RECORDED DATA>
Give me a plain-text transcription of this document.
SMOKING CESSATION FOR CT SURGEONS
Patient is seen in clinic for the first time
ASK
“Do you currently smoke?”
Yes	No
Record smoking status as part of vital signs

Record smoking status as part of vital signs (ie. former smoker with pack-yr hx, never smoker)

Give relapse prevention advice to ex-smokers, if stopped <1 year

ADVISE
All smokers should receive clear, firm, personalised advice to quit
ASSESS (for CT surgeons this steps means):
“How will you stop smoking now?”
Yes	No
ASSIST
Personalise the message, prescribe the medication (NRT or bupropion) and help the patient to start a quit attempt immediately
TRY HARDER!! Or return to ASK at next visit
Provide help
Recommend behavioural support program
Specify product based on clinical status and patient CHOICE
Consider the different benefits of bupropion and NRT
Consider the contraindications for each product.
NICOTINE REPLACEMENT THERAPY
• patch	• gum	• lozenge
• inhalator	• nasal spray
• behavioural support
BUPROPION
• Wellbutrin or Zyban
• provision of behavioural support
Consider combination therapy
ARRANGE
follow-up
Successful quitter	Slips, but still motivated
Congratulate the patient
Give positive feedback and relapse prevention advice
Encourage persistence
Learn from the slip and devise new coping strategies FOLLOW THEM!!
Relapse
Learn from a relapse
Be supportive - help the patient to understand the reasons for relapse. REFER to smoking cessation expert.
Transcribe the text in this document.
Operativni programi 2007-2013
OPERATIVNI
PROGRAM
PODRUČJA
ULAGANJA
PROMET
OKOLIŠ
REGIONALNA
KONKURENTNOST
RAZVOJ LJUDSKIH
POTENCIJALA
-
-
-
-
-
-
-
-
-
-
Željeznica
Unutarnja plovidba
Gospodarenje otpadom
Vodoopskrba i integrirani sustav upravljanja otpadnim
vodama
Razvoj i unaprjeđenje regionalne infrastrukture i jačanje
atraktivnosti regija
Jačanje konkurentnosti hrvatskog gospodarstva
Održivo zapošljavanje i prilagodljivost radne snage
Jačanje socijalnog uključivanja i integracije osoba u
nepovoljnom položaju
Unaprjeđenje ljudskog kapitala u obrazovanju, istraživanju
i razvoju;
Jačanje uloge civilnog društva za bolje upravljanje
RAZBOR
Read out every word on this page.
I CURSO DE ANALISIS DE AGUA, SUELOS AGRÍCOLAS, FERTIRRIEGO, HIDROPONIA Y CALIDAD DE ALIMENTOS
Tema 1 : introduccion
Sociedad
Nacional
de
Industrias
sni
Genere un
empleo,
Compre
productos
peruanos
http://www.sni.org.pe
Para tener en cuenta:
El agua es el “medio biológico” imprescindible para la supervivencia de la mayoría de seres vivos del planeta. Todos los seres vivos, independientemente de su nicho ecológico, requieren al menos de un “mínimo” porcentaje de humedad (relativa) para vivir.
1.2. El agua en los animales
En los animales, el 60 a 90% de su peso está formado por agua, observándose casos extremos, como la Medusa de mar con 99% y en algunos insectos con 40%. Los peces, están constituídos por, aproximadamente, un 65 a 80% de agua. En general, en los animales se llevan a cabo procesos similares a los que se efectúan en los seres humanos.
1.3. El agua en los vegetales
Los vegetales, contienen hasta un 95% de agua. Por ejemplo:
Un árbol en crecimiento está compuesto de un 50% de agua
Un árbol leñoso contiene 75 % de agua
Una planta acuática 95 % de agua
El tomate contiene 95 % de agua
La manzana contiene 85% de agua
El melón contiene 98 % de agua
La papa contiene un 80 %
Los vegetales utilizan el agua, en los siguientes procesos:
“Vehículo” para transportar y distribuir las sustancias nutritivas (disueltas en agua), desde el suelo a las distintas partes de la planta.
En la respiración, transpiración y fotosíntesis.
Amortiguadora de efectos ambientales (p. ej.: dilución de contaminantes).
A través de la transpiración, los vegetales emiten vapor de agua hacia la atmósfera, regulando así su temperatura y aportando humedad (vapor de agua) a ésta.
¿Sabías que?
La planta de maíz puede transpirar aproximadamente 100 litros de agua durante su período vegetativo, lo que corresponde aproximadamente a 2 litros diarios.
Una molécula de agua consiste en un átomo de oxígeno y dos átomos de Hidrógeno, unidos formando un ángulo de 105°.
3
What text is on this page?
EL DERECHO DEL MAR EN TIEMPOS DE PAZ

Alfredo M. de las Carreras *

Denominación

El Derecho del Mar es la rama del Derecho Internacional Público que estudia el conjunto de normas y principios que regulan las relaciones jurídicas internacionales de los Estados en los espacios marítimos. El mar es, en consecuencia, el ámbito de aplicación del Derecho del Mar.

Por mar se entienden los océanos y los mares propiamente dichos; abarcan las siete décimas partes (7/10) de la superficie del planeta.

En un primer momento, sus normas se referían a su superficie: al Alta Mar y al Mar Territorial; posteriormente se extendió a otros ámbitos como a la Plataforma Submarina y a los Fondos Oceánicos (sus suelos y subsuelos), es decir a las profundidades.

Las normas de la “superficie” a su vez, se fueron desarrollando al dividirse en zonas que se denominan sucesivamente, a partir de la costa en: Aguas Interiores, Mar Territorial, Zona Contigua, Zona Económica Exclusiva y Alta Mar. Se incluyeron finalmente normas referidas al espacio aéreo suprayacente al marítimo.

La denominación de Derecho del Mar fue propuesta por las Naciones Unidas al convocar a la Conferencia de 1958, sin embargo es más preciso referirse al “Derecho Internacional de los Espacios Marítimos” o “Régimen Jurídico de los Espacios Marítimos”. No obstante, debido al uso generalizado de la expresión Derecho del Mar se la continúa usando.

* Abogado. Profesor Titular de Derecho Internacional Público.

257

YOUR OBJECTIVE> Please output the complete data exactly.

FINISHED ANSWER>
Give me a plain-text transcription of this document.
SMOKING CESSATION FOR CT SURGEONS
Patient is seen in clinic for the first time
ASK
“Do you currently smoke?”
Yes	No
Record smoking status as part of vital signs

Record smoking status as part of vital signs (ie. former smoker with pack-yr hx, never smoker)

Give relapse prevention advice to ex-smokers, if stopped <1 year

ADVISE
All smokers should receive clear, firm, personalised advice to quit
ASSESS (for CT surgeons this steps means):
“How will you stop smoking now?”
Yes	No
ASSIST
Personalise the message, prescribe the medication (NRT or bupropion) and help the patient to start a quit attempt immediately
TRY HARDER!! Or return to ASK at next visit
Provide help
Recommend behavioural support program
Specify product based on clinical status and patient CHOICE
Consider the different benefits of bupropion and NRT
Consider the contraindications for each product.
NICOTINE REPLACEMENT THERAPY
• patch	• gum	• lozenge
• inhalator	• nasal spray
• behavioural support
BUPROPION
• Wellbutrin or Zyban
• provision of behavioural support
Consider combination therapy
ARRANGE
follow-up
Successful quitter	Slips, but still motivated
Congratulate the patient
Give positive feedback and relapse prevention advice
Encourage persistence
Learn from the slip and devise new coping strategies FOLLOW THEM!!
Relapse
Learn from a relapse
Be supportive - help the patient to understand the reasons for relapse. REFER to smoking cessation expert.
Transcribe the text in this document.
Operativni programi 2007-2013
OPERATIVNI
PROGRAM
PODRUČJA
ULAGANJA
PROMET
OKOLIŠ
REGIONALNA
KONKURENTNOST
RAZVOJ LJUDSKIH
POTENCIJALA
-
-
-
-
-
-
-
-
-
-
Željeznica
Unutarnja plovidba
Gospodarenje otpadom
Vodoopskrba i integrirani sustav upravljanja otpadnim
vodama
Razvoj i unaprjeđenje regionalne infrastrukture i jačanje
atraktivnosti regija
Jačanje konkurentnosti hrvatskog gospodarstva
Održivo zapošljavanje i prilagodljivost radne snage
Jačanje socijalnog uključivanja i integracije osoba u
nepovoljnom položaju
Unaprjeđenje ljudskog kapitala u obrazovanju, istraživanju
i razvoju;
Jačanje uloge civilnog društva za bolje upravljanje
RAZBOR
Read out every word on this page.
I CURSO DE ANALISIS DE AGUA, SUELOS AGRÍCOLAS, FERTIRRIEGO, HIDROPONIA Y CALIDAD DE ALIMENTOS
Tema 1 : introduccion
Sociedad
Nacional
de
Industrias
sni
Genere un
empleo,
Compre
productos
peruanos
http://www.sni.org.pe
Para tener en cuenta:
El agua es el “medio biológico” imprescindible para la supervivencia de la mayoría de seres vivos del planeta. Todos los seres vivos, independientemente de su nicho ecológico, requieren al menos de un “mínimo” porcentaje de humedad (relativa) para vivir.
1.2. El agua en los animales
En los animales, el 60 a 90% de su peso está formado por agua, observándose casos extremos, como la Medusa de mar con 99% y en algunos insectos con 40%. Los peces, están constituídos por, aproximadamente, un 65 a 80% de agua. En general, en los animales se llevan a cabo procesos similares a los que se efectúan en los seres humanos.
1.3. El agua en los vegetales
Los vegetales, contienen hasta un 95% de agua. Por ejemplo:
Un árbol en crecimiento está compuesto de un 50% de agua
Un árbol leñoso contiene 75 % de agua
Una planta acuática 95 % de agua
El tomate contiene 95 % de agua
La manzana contiene 85% de agua
El melón contiene 98 % de agua
La papa contiene un 80 %
Los vegetales utilizan el agua, en los siguientes procesos:
“Vehículo” para transportar y distribuir las sustancias nutritivas (disueltas en agua), desde el suelo a las distintas partes de la planta.
En la respiración, transpiración y fotosíntesis.
Amortiguadora de efectos ambientales (p. ej.: dilución de contaminantes).
A través de la transpiración, los vegetales emiten vapor de agua hacia la atmósfera, regulando así su temperatura y aportando humedad (vapor de agua) a ésta.
¿Sabías que?
La planta de maíz puede transpirar aproximadamente 100 litros de agua durante su período vegetativo, lo que corresponde aproximadamente a 2 litros diarios.
Una molécula de agua consiste en un átomo de oxígeno y dos átomos de Hidrógeno, unidos formando un ángulo de 105°.
3
What text is on this page?
EL DERECHO DEL MAR EN TIEMPOS DE PAZ

Alfredo M. de las Carreras *

Denominación

El Derecho del Mar es la rama del Derecho Internacional Público que estudia el conjunto de normas y principios que regulan las relaciones jurídicas internacionales de los Estados en los espacios marítimos. El mar es, en consecuencia, el ámbito de aplicación del Derecho del Mar.

Por mar se entienden los océanos y los mares propiamente dichos; abarcan las siete décimas partes (7/10) de la superficie del planeta.

En un primer momento, sus normas se referían a su superficie: al Alta Mar y al Mar Territorial; posteriormente se extendió a otros ámbitos como a la Plataforma Submarina y a los Fondos Oceánicos (sus suelos y subsuelos), es decir a las profundidades.

Las normas de la “superficie” a su vez, se fueron desarrollando al dividirse en zonas que se denominan sucesivamente, a partir de la costa en: Aguas Interiores, Mar Territorial, Zona Contigua, Zona Económica Exclusiva y Alta Mar. Se incluyeron finalmente normas referidas al espacio aéreo suprayacente al marítimo.

La denominación de Derecho del Mar fue propuesta por las Naciones Unidas al convocar a la Conferencia de 1958, sin embargo es más preciso referirse al “Derecho Internacional de los Espacios Marítimos” o “Régimen Jurídico de los Espacios Marítimos”. No obstante, debido al uso generalizado de la expresión Derecho del Mar se la continúa usando.

* Abogado. Profesor Titular de Derecho Internacional Público.

257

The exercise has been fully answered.